#### Provided data
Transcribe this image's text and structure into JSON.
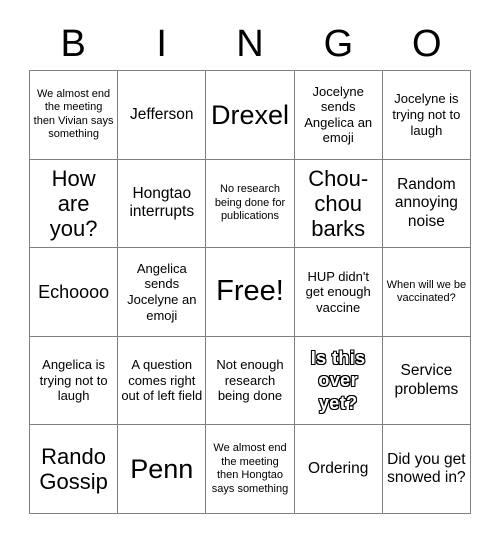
{
  "card": {
    "title": "BINGO",
    "header_letters": [
      "B",
      "I",
      "N",
      "G",
      "O"
    ],
    "grid_size": "5x5",
    "colors": {
      "background": "#ffffff",
      "text": "#000000",
      "grid_line": "#808080"
    },
    "cells": [
      [
        {
          "text": "We almost end the meeting then Vivian says something",
          "size": "xs",
          "style": "normal"
        },
        {
          "text": "Jefferson",
          "size": "m",
          "style": "normal"
        },
        {
          "text": "Drexel",
          "size": "xxl",
          "style": "normal"
        },
        {
          "text": "Jocelyne sends Angelica an emoji",
          "size": "s",
          "style": "normal"
        },
        {
          "text": "Jocelyne is trying not to laugh",
          "size": "s",
          "style": "normal"
        }
      ],
      [
        {
          "text": "How are you?",
          "size": "xl",
          "style": "normal"
        },
        {
          "text": "Hongtao interrupts",
          "size": "m",
          "style": "normal"
        },
        {
          "text": "No research being done for publications",
          "size": "xs",
          "style": "normal"
        },
        {
          "text": "Chou-chou barks",
          "size": "xl",
          "style": "normal"
        },
        {
          "text": "Random annoying noise",
          "size": "m",
          "style": "normal"
        }
      ],
      [
        {
          "text": "Echoooo",
          "size": "l",
          "style": "normal"
        },
        {
          "text": "Angelica sends Jocelyne an emoji",
          "size": "s",
          "style": "normal"
        },
        {
          "text": "Free!",
          "size": "free",
          "style": "normal"
        },
        {
          "text": "HUP didn't get enough vaccine",
          "size": "s",
          "style": "normal"
        },
        {
          "text": "When will we be vaccinated?",
          "size": "xs",
          "style": "normal"
        }
      ],
      [
        {
          "text": "Angelica is trying not to laugh",
          "size": "s",
          "style": "normal"
        },
        {
          "text": "A question comes right out of left field",
          "size": "s",
          "style": "normal"
        },
        {
          "text": "Not enough research being done",
          "size": "s",
          "style": "normal"
        },
        {
          "text": "Is this over yet?",
          "size": "l",
          "style": "outline"
        },
        {
          "text": "Service problems",
          "size": "m",
          "style": "normal"
        }
      ],
      [
        {
          "text": "Rando Gossip",
          "size": "xl",
          "style": "normal"
        },
        {
          "text": "Penn",
          "size": "xxl",
          "style": "normal"
        },
        {
          "text": "We almost end the meeting then Hongtao says something",
          "size": "xs",
          "style": "normal"
        },
        {
          "text": "Ordering",
          "size": "m",
          "style": "normal"
        },
        {
          "text": "Did you get snowed in?",
          "size": "m",
          "style": "normal"
        }
      ]
    ]
  }
}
########
▶ [Aim of the task] Your task is to copy the entries in full and exactly, without any images.

▶ [Final result]
Transcribe this image's text and structure into JSON.
{
  "card": {
    "title": "BINGO",
    "header_letters": [
      "B",
      "I",
      "N",
      "G",
      "O"
    ],
    "grid_size": "5x5",
    "colors": {
      "background": "#ffffff",
      "text": "#000000",
      "grid_line": "#808080"
    },
    "cells": [
      [
        {
          "text": "We almost end the meeting then Vivian says something",
          "size": "xs",
          "style": "normal"
        },
        {
          "text": "Jefferson",
          "size": "m",
          "style": "normal"
        },
        {
          "text": "Drexel",
          "size": "xxl",
          "style": "normal"
        },
        {
          "text": "Jocelyne sends Angelica an emoji",
          "size": "s",
          "style": "normal"
        },
        {
          "text": "Jocelyne is trying not to laugh",
          "size": "s",
          "style": "normal"
        }
      ],
      [
        {
          "text": "How are you?",
          "size": "xl",
          "style": "normal"
        },
        {
          "text": "Hongtao interrupts",
          "size": "m",
          "style": "normal"
        },
        {
          "text": "No research being done for publications",
          "size": "xs",
          "style": "normal"
        },
        {
          "text": "Chou-chou barks",
          "size": "xl",
          "style": "normal"
        },
        {
          "text": "Random annoying noise",
          "size": "m",
          "style": "normal"
        }
      ],
      [
        {
          "text": "Echoooo",
          "size": "l",
          "style": "normal"
        },
        {
          "text": "Angelica sends Jocelyne an emoji",
          "size": "s",
          "style": "normal"
        },
        {
          "text": "Free!",
          "size": "free",
          "style": "normal"
        },
        {
          "text": "HUP didn't get enough vaccine",
          "size": "s",
          "style": "normal"
        },
        {
          "text": "When will we be vaccinated?",
          "size": "xs",
          "style": "normal"
        }
      ],
      [
        {
          "text": "Angelica is trying not to laugh",
          "size": "s",
          "style": "normal"
        },
        {
          "text": "A question comes right out of left field",
          "size": "s",
          "style": "normal"
        },
        {
          "text": "Not enough research being done",
          "size": "s",
          "style": "normal"
        },
        {
          "text": "Is this over yet?",
          "size": "l",
          "style": "outline"
        },
        {
          "text": "Service problems",
          "size": "m",
          "style": "normal"
        }
      ],
      [
        {
          "text": "Rando Gossip",
          "size": "xl",
          "style": "normal"
        },
        {
          "text": "Penn",
          "size": "xxl",
          "style": "normal"
        },
        {
          "text": "We almost end the meeting then Hongtao says something",
          "size": "xs",
          "style": "normal"
        },
        {
          "text": "Ordering",
          "size": "m",
          "style": "normal"
        },
        {
          "text": "Did you get snowed in?",
          "size": "m",
          "style": "normal"
        }
      ]
    ]
  }
}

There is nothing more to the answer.